▸ **Exercise objective**: Exclude the pictures; give every entry again exactly as written.

— START OF The data —

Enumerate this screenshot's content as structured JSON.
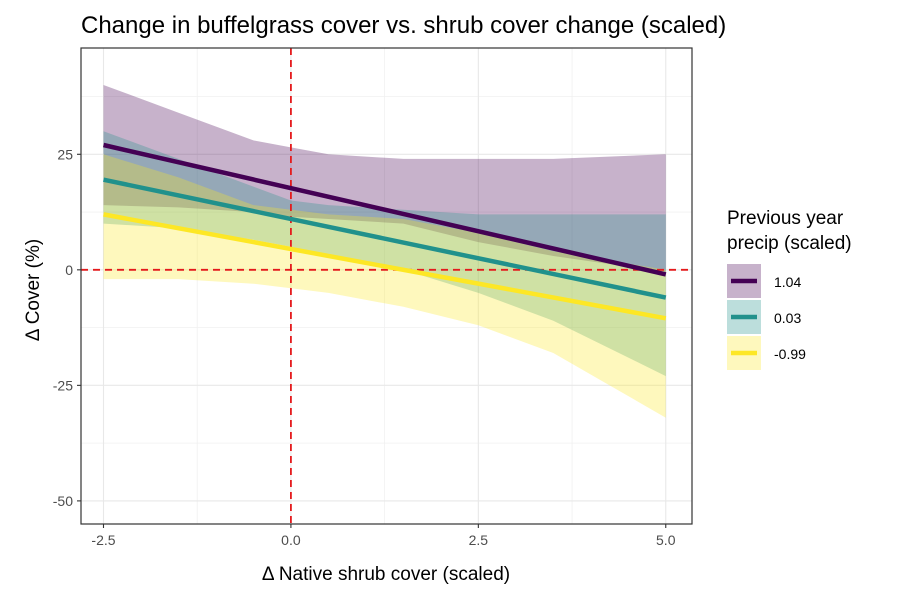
{
  "chart_data": {
    "type": "line",
    "title": "Change in buffelgrass cover vs. shrub cover change (scaled)",
    "xlabel": "Δ Native shrub cover (scaled)",
    "ylabel": "Δ Cover (%)",
    "xlim": [
      -2.8,
      5.35
    ],
    "ylim": [
      -55,
      48
    ],
    "x_ticks": [
      -2.5,
      0.0,
      2.5,
      5.0
    ],
    "x_tick_labels": [
      "-2.5",
      "0.0",
      "2.5",
      "5.0"
    ],
    "y_ticks": [
      -50,
      -25,
      0,
      25
    ],
    "y_tick_labels": [
      "-50",
      "-25",
      "0",
      "25"
    ],
    "grid": true,
    "reference_lines": [
      {
        "axis": "x",
        "value": 0,
        "color": "#e41a1c",
        "style": "dashed"
      },
      {
        "axis": "y",
        "value": 0,
        "color": "#e41a1c",
        "style": "dashed"
      }
    ],
    "legend": {
      "title_lines": [
        "Previous year",
        "precip (scaled)"
      ],
      "placement": "right"
    },
    "series": [
      {
        "name": "1.04",
        "color": "#440154",
        "x": [
          -2.5,
          5.0
        ],
        "y": [
          27,
          -1
        ],
        "band": {
          "x": [
            -2.5,
            -1.5,
            -0.5,
            0.0,
            0.5,
            1.5,
            2.5,
            3.5,
            5.0
          ],
          "upper": [
            40,
            34,
            28,
            26.5,
            25,
            24,
            24,
            24,
            25
          ],
          "lower": [
            14,
            13.5,
            12.5,
            11.5,
            11,
            10,
            6,
            3,
            -0.5
          ]
        }
      },
      {
        "name": "0.03",
        "color": "#21918c",
        "x": [
          -2.5,
          5.0
        ],
        "y": [
          19.5,
          -6
        ],
        "band": {
          "x": [
            -2.5,
            -1.5,
            -0.5,
            0.0,
            0.5,
            1.5,
            2.5,
            3.5,
            5.0
          ],
          "upper": [
            30,
            24,
            18,
            15,
            14,
            13,
            12,
            12,
            12
          ],
          "lower": [
            10,
            9,
            6.5,
            5,
            3,
            0,
            -5,
            -11,
            -23
          ]
        }
      },
      {
        "name": "-0.99",
        "color": "#fde725",
        "x": [
          -2.5,
          5.0
        ],
        "y": [
          12,
          -10.5
        ],
        "band": {
          "x": [
            -2.5,
            -1.5,
            -0.5,
            0.0,
            0.5,
            1.5,
            2.5,
            3.5,
            5.0
          ],
          "upper": [
            25,
            20,
            14,
            13,
            12,
            11,
            8,
            4,
            0
          ],
          "lower": [
            -2,
            -2,
            -3,
            -4,
            -5,
            -8,
            -12,
            -18,
            -32
          ]
        }
      }
    ]
  }
}
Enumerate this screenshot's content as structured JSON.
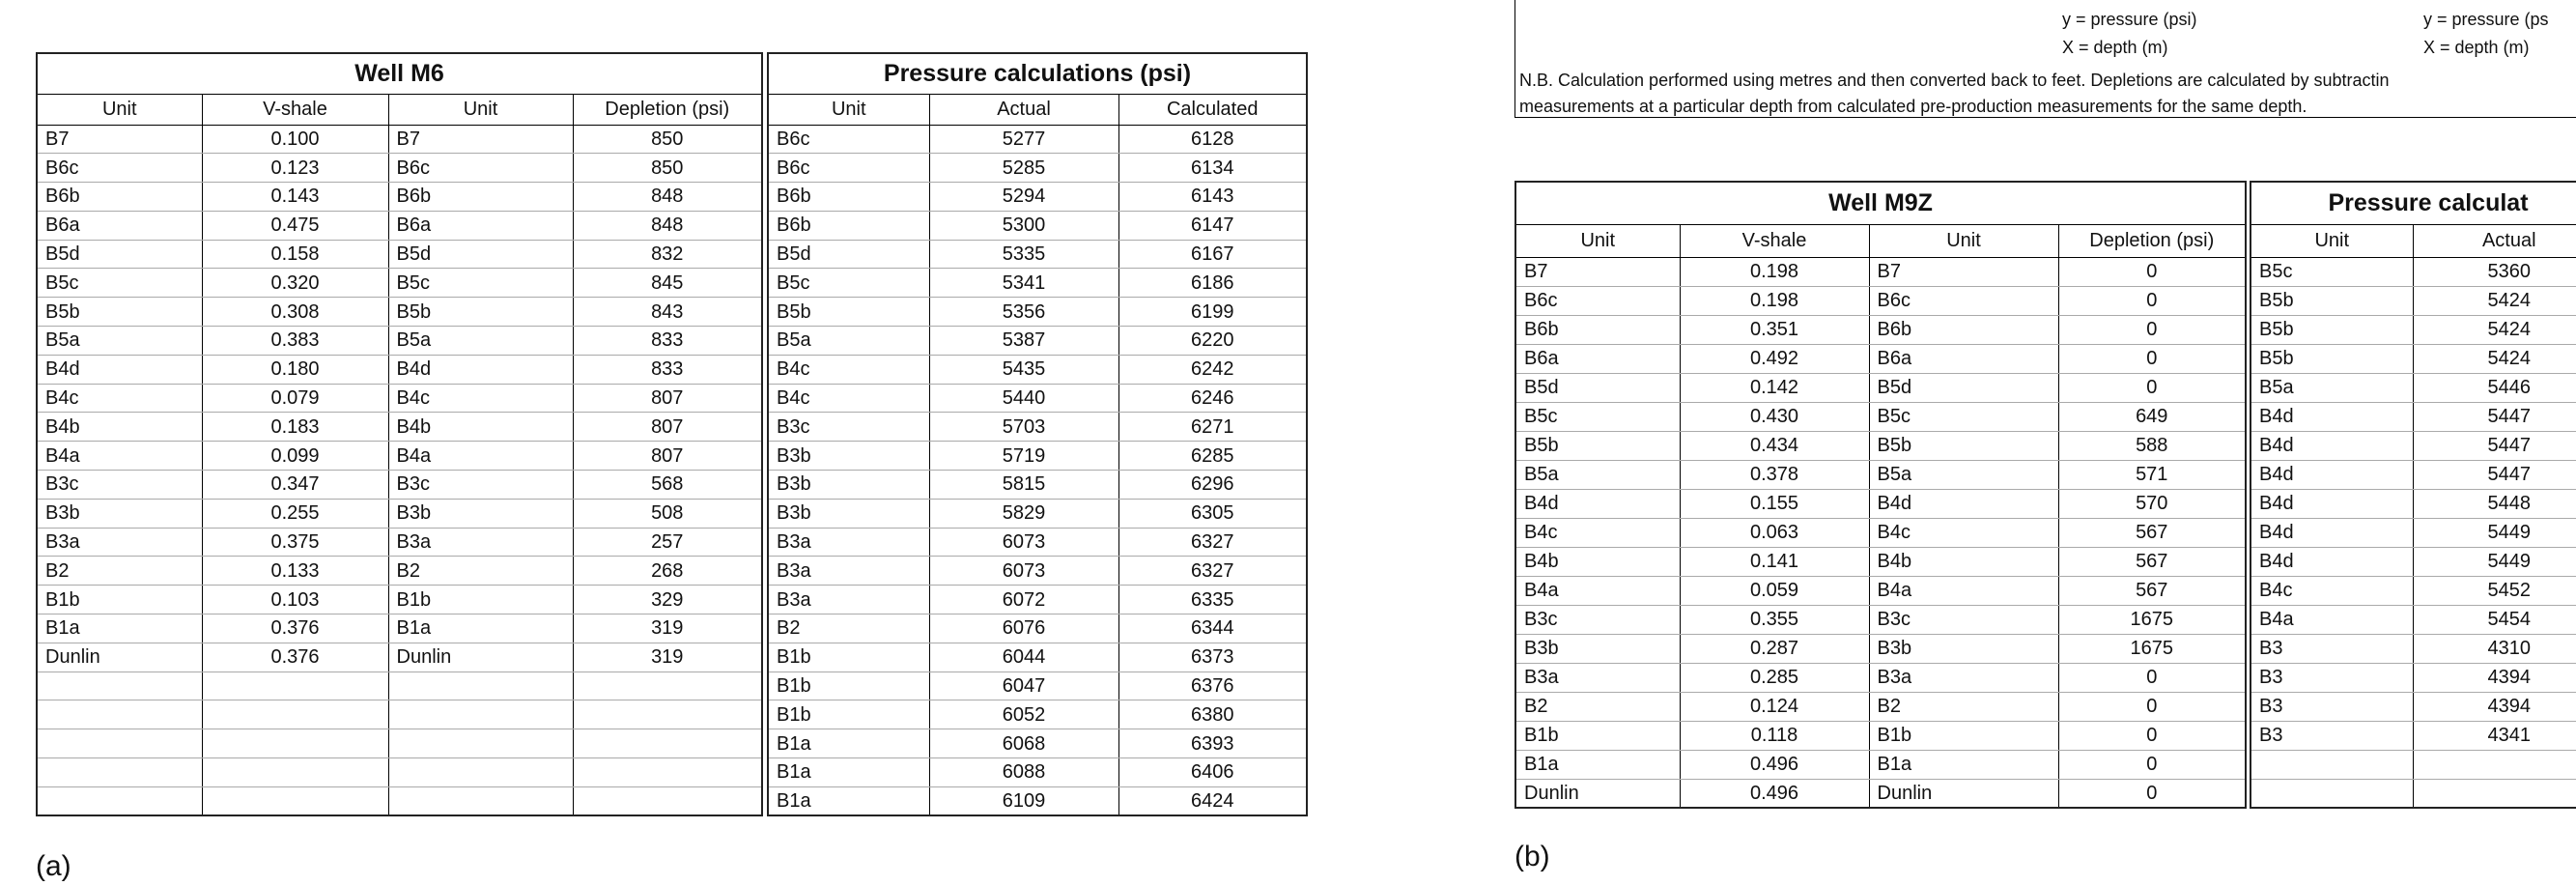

— END OF The data —

▸ **Solution for this exercise**:
Enumerate this screenshot's content as structured JSON.
{
  "chart_data": {
    "type": "line",
    "title": "Change in buffelgrass cover vs. shrub cover change (scaled)",
    "xlabel": "Δ Native shrub cover (scaled)",
    "ylabel": "Δ Cover (%)",
    "xlim": [
      -2.8,
      5.35
    ],
    "ylim": [
      -55,
      48
    ],
    "x_ticks": [
      -2.5,
      0.0,
      2.5,
      5.0
    ],
    "x_tick_labels": [
      "-2.5",
      "0.0",
      "2.5",
      "5.0"
    ],
    "y_ticks": [
      -50,
      -25,
      0,
      25
    ],
    "y_tick_labels": [
      "-50",
      "-25",
      "0",
      "25"
    ],
    "grid": true,
    "reference_lines": [
      {
        "axis": "x",
        "value": 0,
        "color": "#e41a1c",
        "style": "dashed"
      },
      {
        "axis": "y",
        "value": 0,
        "color": "#e41a1c",
        "style": "dashed"
      }
    ],
    "legend": {
      "title_lines": [
        "Previous year",
        "precip (scaled)"
      ],
      "placement": "right"
    },
    "series": [
      {
        "name": "1.04",
        "color": "#440154",
        "x": [
          -2.5,
          5.0
        ],
        "y": [
          27,
          -1
        ],
        "band": {
          "x": [
            -2.5,
            -1.5,
            -0.5,
            0.0,
            0.5,
            1.5,
            2.5,
            3.5,
            5.0
          ],
          "upper": [
            40,
            34,
            28,
            26.5,
            25,
            24,
            24,
            24,
            25
          ],
          "lower": [
            14,
            13.5,
            12.5,
            11.5,
            11,
            10,
            6,
            3,
            -0.5
          ]
        }
      },
      {
        "name": "0.03",
        "color": "#21918c",
        "x": [
          -2.5,
          5.0
        ],
        "y": [
          19.5,
          -6
        ],
        "band": {
          "x": [
            -2.5,
            -1.5,
            -0.5,
            0.0,
            0.5,
            1.5,
            2.5,
            3.5,
            5.0
          ],
          "upper": [
            30,
            24,
            18,
            15,
            14,
            13,
            12,
            12,
            12
          ],
          "lower": [
            10,
            9,
            6.5,
            5,
            3,
            0,
            -5,
            -11,
            -23
          ]
        }
      },
      {
        "name": "-0.99",
        "color": "#fde725",
        "x": [
          -2.5,
          5.0
        ],
        "y": [
          12,
          -10.5
        ],
        "band": {
          "x": [
            -2.5,
            -1.5,
            -0.5,
            0.0,
            0.5,
            1.5,
            2.5,
            3.5,
            5.0
          ],
          "upper": [
            25,
            20,
            14,
            13,
            12,
            11,
            8,
            4,
            0
          ],
          "lower": [
            -2,
            -2,
            -3,
            -4,
            -5,
            -8,
            -12,
            -18,
            -32
          ]
        }
      }
    ]
  }
}
Enumerate this screenshot's content as structured JSON.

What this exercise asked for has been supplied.